Ergon Energy also will adopt the latter approach as well to embrace the changes we are experiencing and, through continuing innovation, provide economic and environmental advantages for the people of regional Queensland.

The electric utility model has existed for a century. It seems to some the model’s longevity - its ability to prevail - is the crusty proof that it is incapable of changing. Be interested to hear your thoughts on how one counters assumptions like this?

I think we all realise change is always inevitable and at the present time we are going through a period of great change in the electricity distribution model.

I think the best way to counter assumptions it is incapable of change is to observe our history. Initial observation may indicate the same model has been in place for a century, but nothing is further from the truth and nowhere more so than in regional Queensland.

We have come from a past which had a very much isolated and distributed energy generation arrangement. Every small town had its own generator and rural properties made their own arrangements. The safety, reliability, capacity and quality of many of these systems were limited at best.

We then moved to smaller interconnected networks with some larger power stations which provided some opportunity for larger scale industrial loads to be supplied and, during my working life, the network was interconnected across the entire state and extended to many smaller rural communities and farms.

We then progressed to separating the generation, transmission and distribution network service providers and retail activities out of the previously vertically integrated industry structure. We now have a national set of electricity rules and a national regulator for the network businesses.

None of these changes have been small and each has required detailed vision and execution of strategy to get to our present level of maturity. To say the industry is incapable of change is to ignore the overwhelming evidence of our ability to change that has been clearly demonstrated over a long period of time. There should be ample ability to implement the necessary changes required to respond the continually moving operating environment.


Tony Loveday, Ergon Energy Distributed System Platform Architect
About Tony Loveday

Tony has been employed in the Electricity Supply Industry for more than 30 years, having commenced as an apprentice in the Transmission and Generation areas before graduating as an engineer and moving into Distribution as part of the Network Planning and Development team.

His current role as Distributed System Platform Architect has responsibilities including:

  • Transformation of the electrical distribution network to provide a sustainable platform to meet the future needs of customers and stakeholders
  • Maintaining a robust and resilient electricity delivery system by optimising the operating capabilities of the distribution network, lowering cost and ensuring high reliability, as well as deferring and reducing infrastructure investments
  • Managing the realisation of smart-grid benefits – specifically enhancing the ability to facilitate the penetration of widespread renewable energy systems, energy storage systems and other relevant new technology
  • Enabling the deployment of electric transportation infrastructure across the distribution network and ensuring optimal utilisation of supply-side and demand-side assets
  • Influencing the development of appropriate methodologies to drive appropriate customer behaviour and improve asset utilisation
  • Undertaking a lead and advisory role in distribution network analysis for the connection of large scale renewable energy generation systems.

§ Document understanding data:

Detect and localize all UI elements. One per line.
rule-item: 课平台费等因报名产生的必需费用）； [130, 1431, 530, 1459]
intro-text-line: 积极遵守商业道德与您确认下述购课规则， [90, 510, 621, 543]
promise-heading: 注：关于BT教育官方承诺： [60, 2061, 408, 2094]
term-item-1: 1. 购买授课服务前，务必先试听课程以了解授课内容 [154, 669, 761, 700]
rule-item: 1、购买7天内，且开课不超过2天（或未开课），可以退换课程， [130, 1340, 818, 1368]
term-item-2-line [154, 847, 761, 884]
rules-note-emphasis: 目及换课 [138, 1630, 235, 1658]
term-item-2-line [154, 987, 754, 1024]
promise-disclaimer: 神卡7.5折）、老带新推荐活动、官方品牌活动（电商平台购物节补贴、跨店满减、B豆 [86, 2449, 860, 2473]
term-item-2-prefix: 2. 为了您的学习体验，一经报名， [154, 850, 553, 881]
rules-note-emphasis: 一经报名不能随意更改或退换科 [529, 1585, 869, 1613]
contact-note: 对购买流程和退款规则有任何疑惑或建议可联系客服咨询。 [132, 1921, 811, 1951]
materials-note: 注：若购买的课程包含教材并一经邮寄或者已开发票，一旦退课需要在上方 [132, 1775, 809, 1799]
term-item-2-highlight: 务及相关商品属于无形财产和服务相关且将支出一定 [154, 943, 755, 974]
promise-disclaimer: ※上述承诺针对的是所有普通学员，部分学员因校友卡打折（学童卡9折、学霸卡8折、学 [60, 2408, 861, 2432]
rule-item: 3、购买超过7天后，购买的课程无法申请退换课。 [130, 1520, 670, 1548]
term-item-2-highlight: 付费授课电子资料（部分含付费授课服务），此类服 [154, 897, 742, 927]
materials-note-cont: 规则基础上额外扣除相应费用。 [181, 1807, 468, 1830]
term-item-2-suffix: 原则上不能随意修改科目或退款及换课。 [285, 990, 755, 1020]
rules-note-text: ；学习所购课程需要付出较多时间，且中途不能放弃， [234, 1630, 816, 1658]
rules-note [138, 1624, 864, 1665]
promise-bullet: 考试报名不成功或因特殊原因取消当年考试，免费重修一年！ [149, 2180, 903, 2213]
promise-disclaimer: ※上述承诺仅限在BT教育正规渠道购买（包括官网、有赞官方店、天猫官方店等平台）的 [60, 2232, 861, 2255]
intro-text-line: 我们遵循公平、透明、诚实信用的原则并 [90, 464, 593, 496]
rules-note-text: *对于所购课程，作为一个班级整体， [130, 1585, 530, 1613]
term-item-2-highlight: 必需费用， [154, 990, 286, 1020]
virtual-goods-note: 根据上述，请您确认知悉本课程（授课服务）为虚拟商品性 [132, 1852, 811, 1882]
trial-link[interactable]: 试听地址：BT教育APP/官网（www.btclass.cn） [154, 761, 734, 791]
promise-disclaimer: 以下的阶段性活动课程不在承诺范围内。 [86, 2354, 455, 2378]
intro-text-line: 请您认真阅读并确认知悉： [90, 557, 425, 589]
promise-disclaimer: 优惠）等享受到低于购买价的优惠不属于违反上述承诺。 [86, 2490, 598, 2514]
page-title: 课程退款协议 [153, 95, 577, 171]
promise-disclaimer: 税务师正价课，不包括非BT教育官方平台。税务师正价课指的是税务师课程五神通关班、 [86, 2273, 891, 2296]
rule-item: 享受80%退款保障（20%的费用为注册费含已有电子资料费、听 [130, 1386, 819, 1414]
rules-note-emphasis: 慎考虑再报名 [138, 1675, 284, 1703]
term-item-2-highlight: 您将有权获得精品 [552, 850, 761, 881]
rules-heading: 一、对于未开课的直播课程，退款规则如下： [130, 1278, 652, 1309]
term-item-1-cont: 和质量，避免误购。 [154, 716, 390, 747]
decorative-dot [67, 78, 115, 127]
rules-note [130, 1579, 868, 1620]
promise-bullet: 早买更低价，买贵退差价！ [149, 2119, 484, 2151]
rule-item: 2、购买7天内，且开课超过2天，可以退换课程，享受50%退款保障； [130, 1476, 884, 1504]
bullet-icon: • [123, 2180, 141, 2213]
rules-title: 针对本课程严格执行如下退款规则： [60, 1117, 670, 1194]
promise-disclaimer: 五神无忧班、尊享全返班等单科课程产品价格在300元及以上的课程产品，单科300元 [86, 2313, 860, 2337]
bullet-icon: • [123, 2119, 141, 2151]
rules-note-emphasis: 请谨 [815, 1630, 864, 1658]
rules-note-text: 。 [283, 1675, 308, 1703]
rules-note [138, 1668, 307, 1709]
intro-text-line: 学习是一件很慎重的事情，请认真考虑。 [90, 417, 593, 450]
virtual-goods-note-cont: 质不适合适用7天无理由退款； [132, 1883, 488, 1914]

§ Activity A:
In one to three sentences, explain why the interview holds that the electric utility model is not incapable of change.
§ Activity B:
Reproduce word for word the stretch of the interview from "We then progressed" through "moving operating environment.".

§ Exercise output A:
The industry's history shows repeated major change. It went from isolated town generators to interconnected networks across the entire state, then split generation, transmission, distribution and retail out of a vertically integrated structure under national rules and a national regulator. Calling the industry incapable of change ignores this overwhelming evidence.

§ Exercise output B:
We then progressed to separating the generation, transmission and distribution network service providers and retail activities out of the previously vertically integrated industry structure. We now have a national set of electricity rules and a national regulator for the network businesses.

None of these changes have been small and each has required detailed vision and execution of strategy to get to our present level of maturity. To say the industry is incapable of change is to ignore the overwhelming evidence of our ability to change that has been clearly demonstrated over a long period of time. There should be ample ability to implement the necessary changes required to respond the continually moving operating environment.